*DO THIS:*
Check every line of the entries that follow, and copy the ones containing "Комитета".

Lines of data
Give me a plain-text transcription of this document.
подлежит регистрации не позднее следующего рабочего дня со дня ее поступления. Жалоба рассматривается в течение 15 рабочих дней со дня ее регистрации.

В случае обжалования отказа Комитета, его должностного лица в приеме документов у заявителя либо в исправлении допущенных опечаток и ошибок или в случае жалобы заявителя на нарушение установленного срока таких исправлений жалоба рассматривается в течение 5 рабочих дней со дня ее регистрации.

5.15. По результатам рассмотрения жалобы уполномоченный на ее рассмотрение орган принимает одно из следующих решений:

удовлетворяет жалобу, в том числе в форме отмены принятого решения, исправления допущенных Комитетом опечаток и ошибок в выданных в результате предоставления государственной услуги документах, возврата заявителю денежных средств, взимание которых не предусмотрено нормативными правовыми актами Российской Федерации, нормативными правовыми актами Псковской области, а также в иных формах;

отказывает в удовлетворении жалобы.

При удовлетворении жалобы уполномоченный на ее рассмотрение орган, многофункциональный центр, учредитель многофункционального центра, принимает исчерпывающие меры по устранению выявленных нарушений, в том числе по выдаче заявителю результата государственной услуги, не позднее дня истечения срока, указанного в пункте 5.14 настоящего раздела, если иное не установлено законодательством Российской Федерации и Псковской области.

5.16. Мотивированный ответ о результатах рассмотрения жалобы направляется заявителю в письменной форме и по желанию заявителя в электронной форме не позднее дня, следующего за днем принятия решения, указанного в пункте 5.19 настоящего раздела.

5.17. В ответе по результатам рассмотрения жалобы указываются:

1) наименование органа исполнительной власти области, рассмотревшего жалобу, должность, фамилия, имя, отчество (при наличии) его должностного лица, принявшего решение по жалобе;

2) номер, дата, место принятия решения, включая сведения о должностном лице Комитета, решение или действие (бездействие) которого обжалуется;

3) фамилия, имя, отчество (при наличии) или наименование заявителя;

*SOLUTION BELOW:*
В случае обжалования отказа Комитета, его должностного лица в приеме документов у заявителя либо в исправлении допущенных опечаток и ошибок или в случае жалобы заявителя на нарушение установленного срока таких исправлений жалоба рассматривается в течение 5 рабочих дней со дня ее регистрации.
2) номер, дата, место принятия решения, включая сведения о должностном лице Комитета, решение или действие (бездействие) которого обжалуется;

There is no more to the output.